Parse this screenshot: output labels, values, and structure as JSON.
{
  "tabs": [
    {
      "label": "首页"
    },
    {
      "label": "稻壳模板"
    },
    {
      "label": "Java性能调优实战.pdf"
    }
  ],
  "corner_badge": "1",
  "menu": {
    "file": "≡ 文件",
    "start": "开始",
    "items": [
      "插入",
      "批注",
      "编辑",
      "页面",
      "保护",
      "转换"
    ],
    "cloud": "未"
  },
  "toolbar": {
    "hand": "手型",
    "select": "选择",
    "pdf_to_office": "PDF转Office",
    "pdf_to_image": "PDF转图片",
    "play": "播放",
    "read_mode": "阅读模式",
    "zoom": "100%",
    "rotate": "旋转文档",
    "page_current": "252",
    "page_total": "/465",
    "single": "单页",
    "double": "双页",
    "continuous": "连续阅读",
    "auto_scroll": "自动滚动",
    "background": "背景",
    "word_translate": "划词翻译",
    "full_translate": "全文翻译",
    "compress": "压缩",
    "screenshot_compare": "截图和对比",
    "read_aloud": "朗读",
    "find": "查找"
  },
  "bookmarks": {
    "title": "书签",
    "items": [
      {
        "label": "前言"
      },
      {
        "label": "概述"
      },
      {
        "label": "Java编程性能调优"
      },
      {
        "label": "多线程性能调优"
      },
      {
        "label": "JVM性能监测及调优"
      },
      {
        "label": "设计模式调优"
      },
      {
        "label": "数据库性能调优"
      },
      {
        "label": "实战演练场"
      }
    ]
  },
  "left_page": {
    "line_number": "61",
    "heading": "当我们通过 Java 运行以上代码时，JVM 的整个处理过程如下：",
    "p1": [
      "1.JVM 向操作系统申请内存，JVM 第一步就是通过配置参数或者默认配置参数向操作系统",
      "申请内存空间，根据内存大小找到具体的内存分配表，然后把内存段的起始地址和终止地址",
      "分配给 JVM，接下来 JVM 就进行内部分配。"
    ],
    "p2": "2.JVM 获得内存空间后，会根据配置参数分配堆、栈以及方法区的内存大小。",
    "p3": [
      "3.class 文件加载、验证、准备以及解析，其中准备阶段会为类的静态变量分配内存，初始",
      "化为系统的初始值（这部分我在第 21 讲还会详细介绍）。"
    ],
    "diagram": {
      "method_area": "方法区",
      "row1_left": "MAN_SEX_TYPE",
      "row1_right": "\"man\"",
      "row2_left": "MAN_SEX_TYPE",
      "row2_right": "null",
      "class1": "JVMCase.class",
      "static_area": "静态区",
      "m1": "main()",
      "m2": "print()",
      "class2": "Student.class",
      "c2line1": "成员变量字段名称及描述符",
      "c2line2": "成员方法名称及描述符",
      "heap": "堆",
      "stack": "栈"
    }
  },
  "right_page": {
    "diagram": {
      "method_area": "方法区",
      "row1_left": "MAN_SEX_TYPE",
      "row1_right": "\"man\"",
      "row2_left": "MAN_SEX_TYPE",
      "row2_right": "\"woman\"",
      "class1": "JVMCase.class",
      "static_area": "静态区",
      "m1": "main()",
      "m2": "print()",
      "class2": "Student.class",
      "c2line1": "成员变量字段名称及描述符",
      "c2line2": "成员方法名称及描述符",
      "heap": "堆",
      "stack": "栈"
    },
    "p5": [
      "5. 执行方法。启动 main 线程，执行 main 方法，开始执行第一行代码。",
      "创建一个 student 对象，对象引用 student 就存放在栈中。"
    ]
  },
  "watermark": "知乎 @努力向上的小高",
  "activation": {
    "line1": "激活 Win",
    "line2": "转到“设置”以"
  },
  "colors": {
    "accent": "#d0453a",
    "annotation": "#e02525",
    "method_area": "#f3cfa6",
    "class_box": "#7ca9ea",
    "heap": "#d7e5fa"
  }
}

__________________________________________________

TO BE DONE :: Restate each entry exactly, skipping none.

FINISHED TASK ::
Parse this screenshot: output labels, values, and structure as JSON.
{
  "tabs": [
    {
      "label": "首页"
    },
    {
      "label": "稻壳模板"
    },
    {
      "label": "Java性能调优实战.pdf"
    }
  ],
  "corner_badge": "1",
  "menu": {
    "file": "≡ 文件",
    "start": "开始",
    "items": [
      "插入",
      "批注",
      "编辑",
      "页面",
      "保护",
      "转换"
    ],
    "cloud": "未"
  },
  "toolbar": {
    "hand": "手型",
    "select": "选择",
    "pdf_to_office": "PDF转Office",
    "pdf_to_image": "PDF转图片",
    "play": "播放",
    "read_mode": "阅读模式",
    "zoom": "100%",
    "rotate": "旋转文档",
    "page_current": "252",
    "page_total": "/465",
    "single": "单页",
    "double": "双页",
    "continuous": "连续阅读",
    "auto_scroll": "自动滚动",
    "background": "背景",
    "word_translate": "划词翻译",
    "full_translate": "全文翻译",
    "compress": "压缩",
    "screenshot_compare": "截图和对比",
    "read_aloud": "朗读",
    "find": "查找"
  },
  "bookmarks": {
    "title": "书签",
    "items": [
      {
        "label": "前言"
      },
      {
        "label": "概述"
      },
      {
        "label": "Java编程性能调优"
      },
      {
        "label": "多线程性能调优"
      },
      {
        "label": "JVM性能监测及调优"
      },
      {
        "label": "设计模式调优"
      },
      {
        "label": "数据库性能调优"
      },
      {
        "label": "实战演练场"
      }
    ]
  },
  "left_page": {
    "line_number": "61",
    "heading": "当我们通过 Java 运行以上代码时，JVM 的整个处理过程如下：",
    "p1": [
      "1.JVM 向操作系统申请内存，JVM 第一步就是通过配置参数或者默认配置参数向操作系统",
      "申请内存空间，根据内存大小找到具体的内存分配表，然后把内存段的起始地址和终止地址",
      "分配给 JVM，接下来 JVM 就进行内部分配。"
    ],
    "p2": "2.JVM 获得内存空间后，会根据配置参数分配堆、栈以及方法区的内存大小。",
    "p3": [
      "3.class 文件加载、验证、准备以及解析，其中准备阶段会为类的静态变量分配内存，初始",
      "化为系统的初始值（这部分我在第 21 讲还会详细介绍）。"
    ],
    "diagram": {
      "method_area": "方法区",
      "row1_left": "MAN_SEX_TYPE",
      "row1_right": "\"man\"",
      "row2_left": "MAN_SEX_TYPE",
      "row2_right": "null",
      "class1": "JVMCase.class",
      "static_area": "静态区",
      "m1": "main()",
      "m2": "print()",
      "class2": "Student.class",
      "c2line1": "成员变量字段名称及描述符",
      "c2line2": "成员方法名称及描述符",
      "heap": "堆",
      "stack": "栈"
    }
  },
  "right_page": {
    "diagram": {
      "method_area": "方法区",
      "row1_left": "MAN_SEX_TYPE",
      "row1_right": "\"man\"",
      "row2_left": "MAN_SEX_TYPE",
      "row2_right": "\"woman\"",
      "class1": "JVMCase.class",
      "static_area": "静态区",
      "m1": "main()",
      "m2": "print()",
      "class2": "Student.class",
      "c2line1": "成员变量字段名称及描述符",
      "c2line2": "成员方法名称及描述符",
      "heap": "堆",
      "stack": "栈"
    },
    "p5": [
      "5. 执行方法。启动 main 线程，执行 main 方法，开始执行第一行代码。",
      "创建一个 student 对象，对象引用 student 就存放在栈中。"
    ]
  },
  "watermark": "知乎 @努力向上的小高",
  "activation": {
    "line1": "激活 Win",
    "line2": "转到“设置”以"
  },
  "colors": {
    "accent": "#d0453a",
    "annotation": "#e02525",
    "method_area": "#f3cfa6",
    "class_box": "#7ca9ea",
    "heap": "#d7e5fa"
  }
}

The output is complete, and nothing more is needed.